■ **SUPPLIED MATERIAL**
- - -

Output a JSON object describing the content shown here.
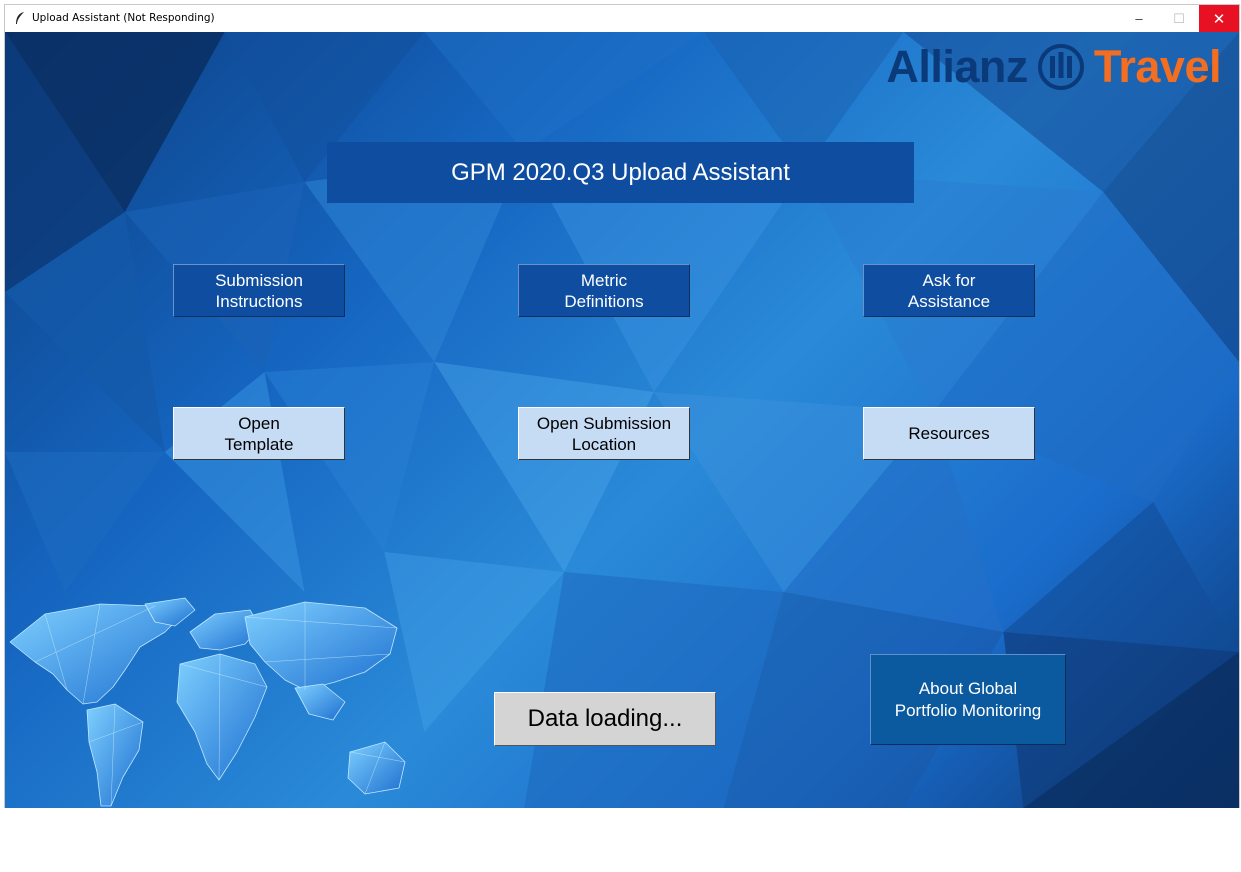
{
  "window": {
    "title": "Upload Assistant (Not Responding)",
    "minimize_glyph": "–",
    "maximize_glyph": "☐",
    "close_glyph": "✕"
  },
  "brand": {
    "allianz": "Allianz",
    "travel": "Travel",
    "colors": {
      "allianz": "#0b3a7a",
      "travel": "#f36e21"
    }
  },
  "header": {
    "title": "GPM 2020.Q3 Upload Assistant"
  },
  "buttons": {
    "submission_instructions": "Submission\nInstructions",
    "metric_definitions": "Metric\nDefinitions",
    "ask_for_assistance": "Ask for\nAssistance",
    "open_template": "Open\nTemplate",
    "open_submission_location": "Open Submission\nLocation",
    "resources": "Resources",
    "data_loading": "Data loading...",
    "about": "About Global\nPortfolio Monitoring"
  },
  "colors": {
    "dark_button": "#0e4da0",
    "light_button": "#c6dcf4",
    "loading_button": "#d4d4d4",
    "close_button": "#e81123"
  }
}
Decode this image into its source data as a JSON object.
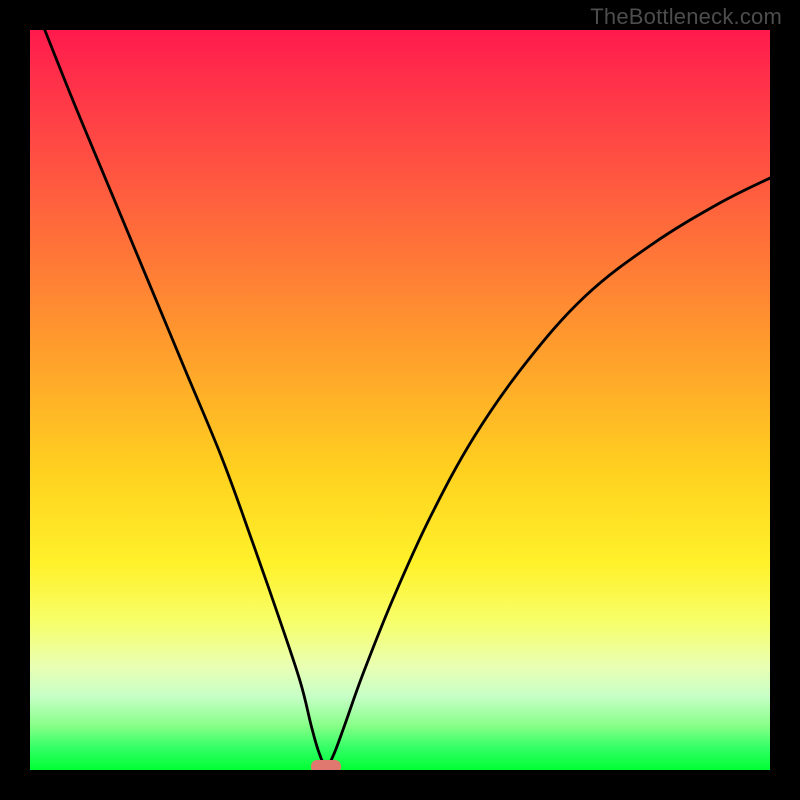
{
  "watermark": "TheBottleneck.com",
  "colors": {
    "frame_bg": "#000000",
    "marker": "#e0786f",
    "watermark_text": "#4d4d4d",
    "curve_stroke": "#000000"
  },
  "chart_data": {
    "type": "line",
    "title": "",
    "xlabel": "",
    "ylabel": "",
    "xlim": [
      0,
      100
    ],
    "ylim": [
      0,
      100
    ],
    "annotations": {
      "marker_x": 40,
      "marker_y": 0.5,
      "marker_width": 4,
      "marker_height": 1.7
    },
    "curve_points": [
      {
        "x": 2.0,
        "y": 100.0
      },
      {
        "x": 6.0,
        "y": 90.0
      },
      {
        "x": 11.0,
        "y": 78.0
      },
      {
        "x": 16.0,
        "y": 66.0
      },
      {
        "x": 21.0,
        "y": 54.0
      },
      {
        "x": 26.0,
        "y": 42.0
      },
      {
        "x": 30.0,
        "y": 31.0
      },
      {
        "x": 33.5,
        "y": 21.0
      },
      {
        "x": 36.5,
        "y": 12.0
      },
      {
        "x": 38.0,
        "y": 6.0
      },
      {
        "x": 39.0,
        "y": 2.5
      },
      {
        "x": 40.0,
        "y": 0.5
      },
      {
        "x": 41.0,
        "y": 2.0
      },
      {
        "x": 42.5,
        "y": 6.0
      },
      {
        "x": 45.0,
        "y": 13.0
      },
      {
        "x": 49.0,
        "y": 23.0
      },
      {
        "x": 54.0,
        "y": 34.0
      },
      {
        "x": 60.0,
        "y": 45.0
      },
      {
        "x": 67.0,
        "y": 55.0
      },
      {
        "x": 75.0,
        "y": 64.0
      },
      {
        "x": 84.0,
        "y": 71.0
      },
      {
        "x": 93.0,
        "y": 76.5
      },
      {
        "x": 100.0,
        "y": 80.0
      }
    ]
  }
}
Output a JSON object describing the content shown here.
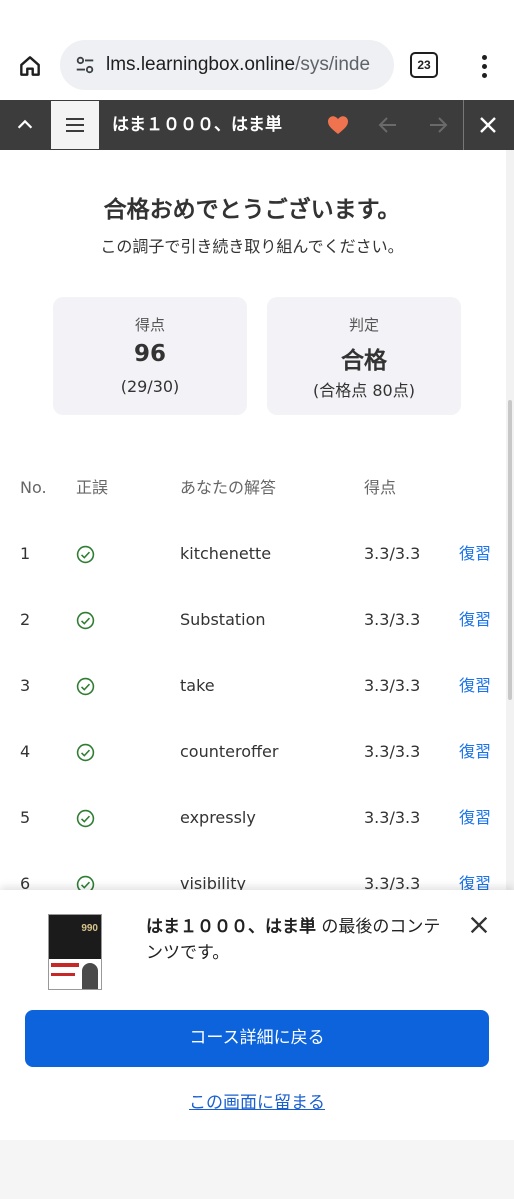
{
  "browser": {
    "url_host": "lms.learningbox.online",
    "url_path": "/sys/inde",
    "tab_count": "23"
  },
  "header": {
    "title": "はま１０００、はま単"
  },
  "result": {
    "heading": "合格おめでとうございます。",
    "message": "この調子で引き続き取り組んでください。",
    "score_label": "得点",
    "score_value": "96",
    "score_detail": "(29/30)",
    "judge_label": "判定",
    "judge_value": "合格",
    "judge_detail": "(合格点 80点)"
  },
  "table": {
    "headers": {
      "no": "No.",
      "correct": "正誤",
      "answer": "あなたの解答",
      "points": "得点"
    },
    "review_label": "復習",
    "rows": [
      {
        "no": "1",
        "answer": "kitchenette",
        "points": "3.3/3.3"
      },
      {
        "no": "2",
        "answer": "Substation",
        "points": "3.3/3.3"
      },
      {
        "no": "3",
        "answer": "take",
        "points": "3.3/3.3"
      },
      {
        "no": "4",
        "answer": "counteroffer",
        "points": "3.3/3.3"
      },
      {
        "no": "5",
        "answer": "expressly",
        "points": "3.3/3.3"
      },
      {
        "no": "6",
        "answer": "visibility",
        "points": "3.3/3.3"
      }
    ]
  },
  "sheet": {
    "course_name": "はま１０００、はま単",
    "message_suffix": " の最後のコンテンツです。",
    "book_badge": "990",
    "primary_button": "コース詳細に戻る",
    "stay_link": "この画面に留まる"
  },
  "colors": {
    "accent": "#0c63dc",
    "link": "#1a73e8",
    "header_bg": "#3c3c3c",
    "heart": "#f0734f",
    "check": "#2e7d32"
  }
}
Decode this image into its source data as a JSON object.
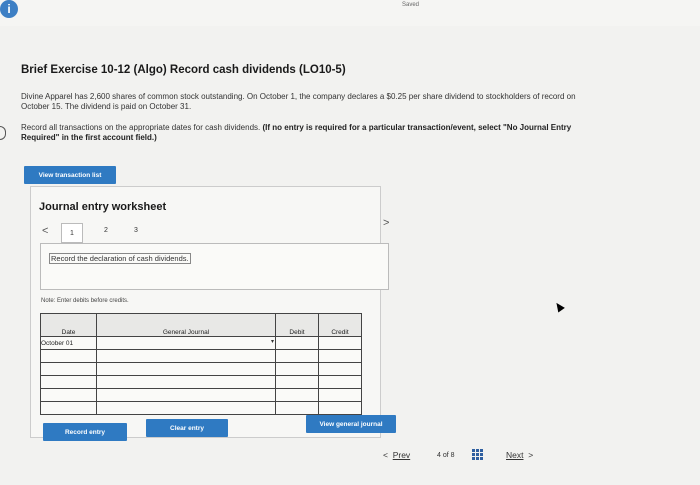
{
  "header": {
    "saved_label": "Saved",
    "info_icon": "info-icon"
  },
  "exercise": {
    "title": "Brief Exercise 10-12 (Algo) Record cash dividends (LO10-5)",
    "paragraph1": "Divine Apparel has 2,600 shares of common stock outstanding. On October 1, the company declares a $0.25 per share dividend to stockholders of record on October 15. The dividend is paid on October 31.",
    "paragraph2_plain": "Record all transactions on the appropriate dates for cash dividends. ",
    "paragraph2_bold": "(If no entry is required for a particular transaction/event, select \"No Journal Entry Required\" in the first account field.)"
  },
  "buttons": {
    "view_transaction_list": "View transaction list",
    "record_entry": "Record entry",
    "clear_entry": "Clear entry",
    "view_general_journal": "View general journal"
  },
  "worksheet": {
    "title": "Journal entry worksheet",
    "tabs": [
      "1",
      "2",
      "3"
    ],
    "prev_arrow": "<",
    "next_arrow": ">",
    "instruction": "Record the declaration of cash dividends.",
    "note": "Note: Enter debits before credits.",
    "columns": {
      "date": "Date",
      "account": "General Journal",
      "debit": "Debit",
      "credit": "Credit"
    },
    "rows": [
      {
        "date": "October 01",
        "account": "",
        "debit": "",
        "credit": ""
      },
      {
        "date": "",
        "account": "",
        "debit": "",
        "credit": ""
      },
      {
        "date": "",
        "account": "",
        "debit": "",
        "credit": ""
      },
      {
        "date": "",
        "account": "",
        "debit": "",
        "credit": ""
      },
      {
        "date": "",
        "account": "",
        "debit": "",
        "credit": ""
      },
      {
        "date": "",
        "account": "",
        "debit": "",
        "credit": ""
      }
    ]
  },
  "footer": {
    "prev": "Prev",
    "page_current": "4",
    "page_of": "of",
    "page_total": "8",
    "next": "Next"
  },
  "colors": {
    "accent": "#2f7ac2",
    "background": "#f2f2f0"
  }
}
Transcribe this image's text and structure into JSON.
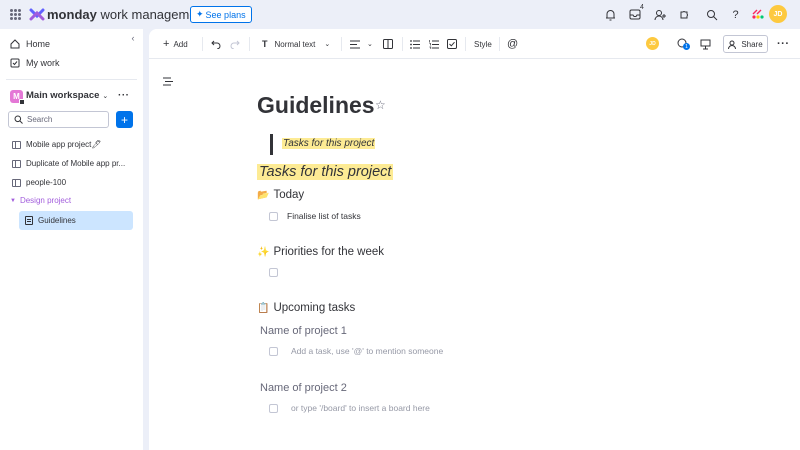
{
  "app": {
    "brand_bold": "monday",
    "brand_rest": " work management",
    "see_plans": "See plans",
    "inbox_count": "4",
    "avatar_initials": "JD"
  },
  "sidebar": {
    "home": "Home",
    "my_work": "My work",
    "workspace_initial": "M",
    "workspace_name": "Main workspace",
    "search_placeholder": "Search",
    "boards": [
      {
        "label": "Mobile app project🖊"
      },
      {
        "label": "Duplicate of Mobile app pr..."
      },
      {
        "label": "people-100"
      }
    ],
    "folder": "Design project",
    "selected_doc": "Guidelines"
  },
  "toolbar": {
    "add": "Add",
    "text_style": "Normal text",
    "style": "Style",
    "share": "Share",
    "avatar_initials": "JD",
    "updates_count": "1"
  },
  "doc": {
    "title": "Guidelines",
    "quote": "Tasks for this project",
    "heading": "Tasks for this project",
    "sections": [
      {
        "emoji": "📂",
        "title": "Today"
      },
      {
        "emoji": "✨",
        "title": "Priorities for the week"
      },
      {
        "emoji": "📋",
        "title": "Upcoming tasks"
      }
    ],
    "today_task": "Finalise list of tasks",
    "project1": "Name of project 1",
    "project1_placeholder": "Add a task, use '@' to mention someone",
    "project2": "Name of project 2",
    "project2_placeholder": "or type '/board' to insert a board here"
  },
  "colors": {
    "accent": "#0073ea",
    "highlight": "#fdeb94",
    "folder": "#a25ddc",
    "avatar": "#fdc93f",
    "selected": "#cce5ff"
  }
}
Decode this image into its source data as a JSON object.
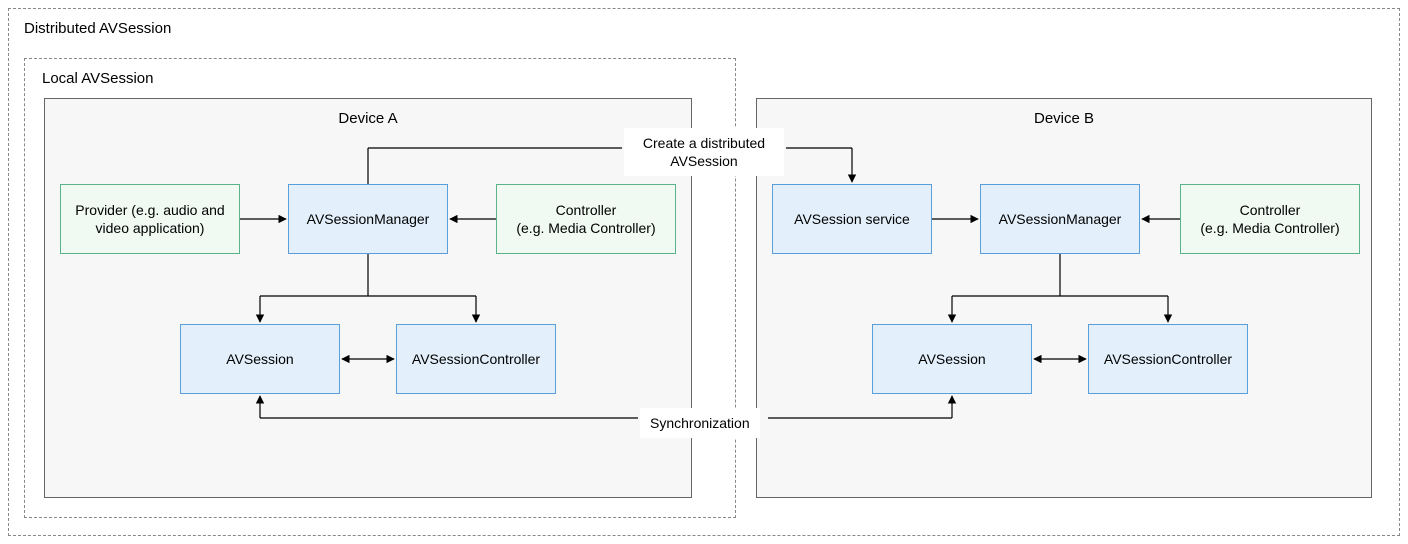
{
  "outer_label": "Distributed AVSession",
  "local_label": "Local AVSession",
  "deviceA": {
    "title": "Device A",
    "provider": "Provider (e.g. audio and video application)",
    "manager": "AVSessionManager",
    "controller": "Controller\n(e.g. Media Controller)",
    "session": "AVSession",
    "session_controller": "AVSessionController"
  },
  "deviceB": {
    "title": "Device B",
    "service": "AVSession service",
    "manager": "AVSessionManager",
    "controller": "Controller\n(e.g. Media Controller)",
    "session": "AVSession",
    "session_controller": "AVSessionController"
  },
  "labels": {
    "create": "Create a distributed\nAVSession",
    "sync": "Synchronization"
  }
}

- - -

■ **GOAL OF THE EXERCISE**
Extract every line above containing the word "heading".

■ **FINISHED TASK**
    "heading": "合格おめでとうございます。",
    "heading": "Tasks for this project",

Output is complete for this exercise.